Austria and the North Atlantic Treaty Organization (NATO) have a close relationship. Austria is one of six members of the European Union that are not members of NATO. Austria has had formal relations with NATO since 1995, when it joined the Partnership for Peace programme.

History 

Austria was occupied by the four victorious Allied powers following World War II under the Allied Control Council, similar to Germany. During negotiations to end of the occupation, which were ongoing at the same time as Germany's, the Soviet Union insisted on the reunified country adopting the model of Swiss neutrality. The US feared that this would encourage West Germany to accept similar Soviet proposals for neutrality as a condition for German reunification. Shortly after West Germany's accession to NATO, the parties agreed to the Austrian State Treaty in May 1955, which was largely based on the Moscow Memorandum signed the previous month between Austria and the Soviet Union. While the treaty itself did not commit Austria to neutrality, this was subsequently enshrined into Austria's constitution that October with the Declaration of Neutrality. The Declaration prohibits Austria from joining a military alliance, from hosting foreign military bases within its borders, and from participating in a war.

## [Tasks and exercises]
**1)** Return the part of the Austria and NATO passage between "Austria and the North" and "for Peace programme.", inclusive.
**2)** Answer these questions from the passage on Austria and NATO:
(a) Which programme did Austria join in 1995?
(b) What model did the Soviet Union insist the reunified country adopt?
(c) What three things does the Declaration of Neutrality prohibit Austria from doing?
**3)** Extend the passage on Austria and NATO, starting after its final sentence.
The listing after this passage is separate material and is not part of the text on Austria and NATO.

## [Source data]
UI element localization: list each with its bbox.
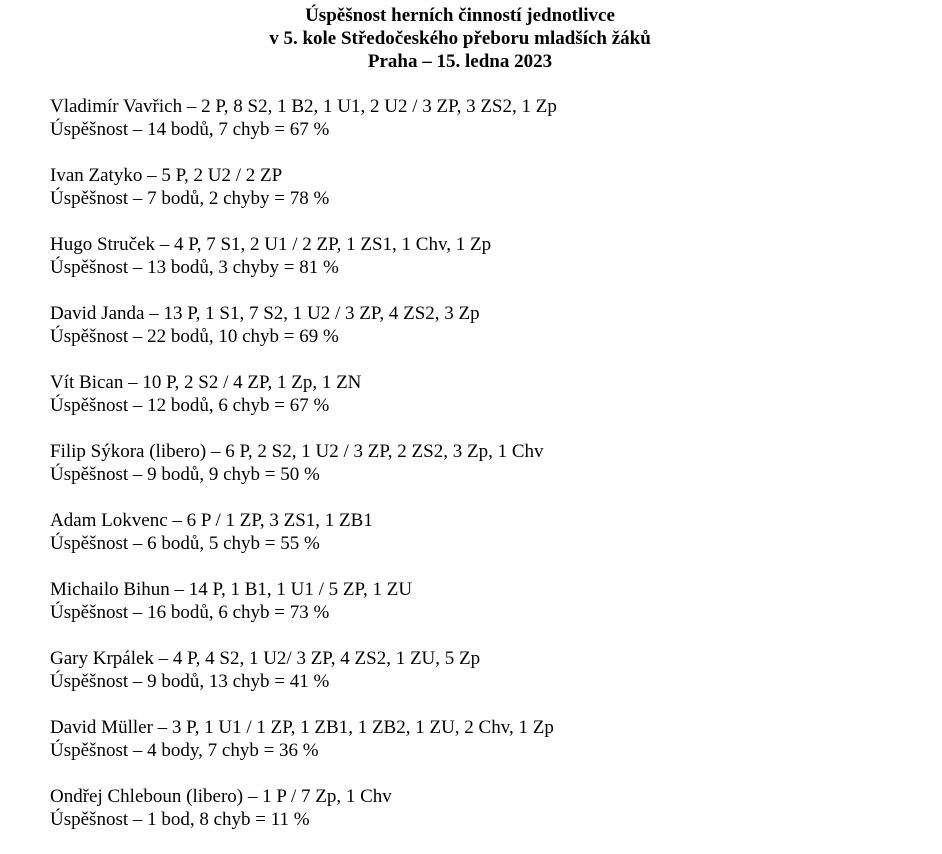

## [Final results]
**1)**
Austria and the North Atlantic Treaty Organization (NATO) have a close relationship. Austria is one of six members of the European Union that are not members of NATO. Austria has had formal relations with NATO since 1995, when it joined the Partnership for Peace programme.

**2)**
(a) The Partnership for Peace programme.
(b) The model of Swiss neutrality.
(c) Joining a military alliance, hosting foreign military bases within its borders, and participating in a war.

**3)**
Membership of Austria in the European Union (or its predecessor organizations) was controversial due to the Austrian commitment to neutrality. Austria only joined in 1995, together with two Nordic countries that had also declared their neutrality in the Cold War (Sweden and Finland). Austria joined NATO's Partnership for Peace in 1995, and participates in NATO's Euro-Atlantic Partnership Council. The Austrian military also participates in the United Nations peacekeeping operations and has deployments in several countries , including Kosovo, Lebanon, and Bosnia and Herzegovina, where it has led the EUFOR mission there since 2009. Conservative politician Andreas Khol, the 2016 presidential nominee from the Austrian People's Party (ÖVP), has argued in favor of NATO membership for Austria in light of the 2022 Russian invasion of Ukraine, and Chancellor from 2000 to 2007, Wolfgang Schüssel, also of the ÖVP, supported NATO membership as part of European integration. Current Chancellor Karl Nehammer, however, has rejected the idea of reopening Austria's neutrality and membership is not widely popular with the Austrian public. According to a survey in May 2022 by the Austria Press Agency, only 14% of Austrians surveyed supported joining NATO, while 75% were opposed.

In May 2022, Finland and Sweden applied for NATO membership, while Austria announced that it would continue its neutrality policy.

Austrian NATO membership polls
A clear majority of Austrians oppose NATO membership.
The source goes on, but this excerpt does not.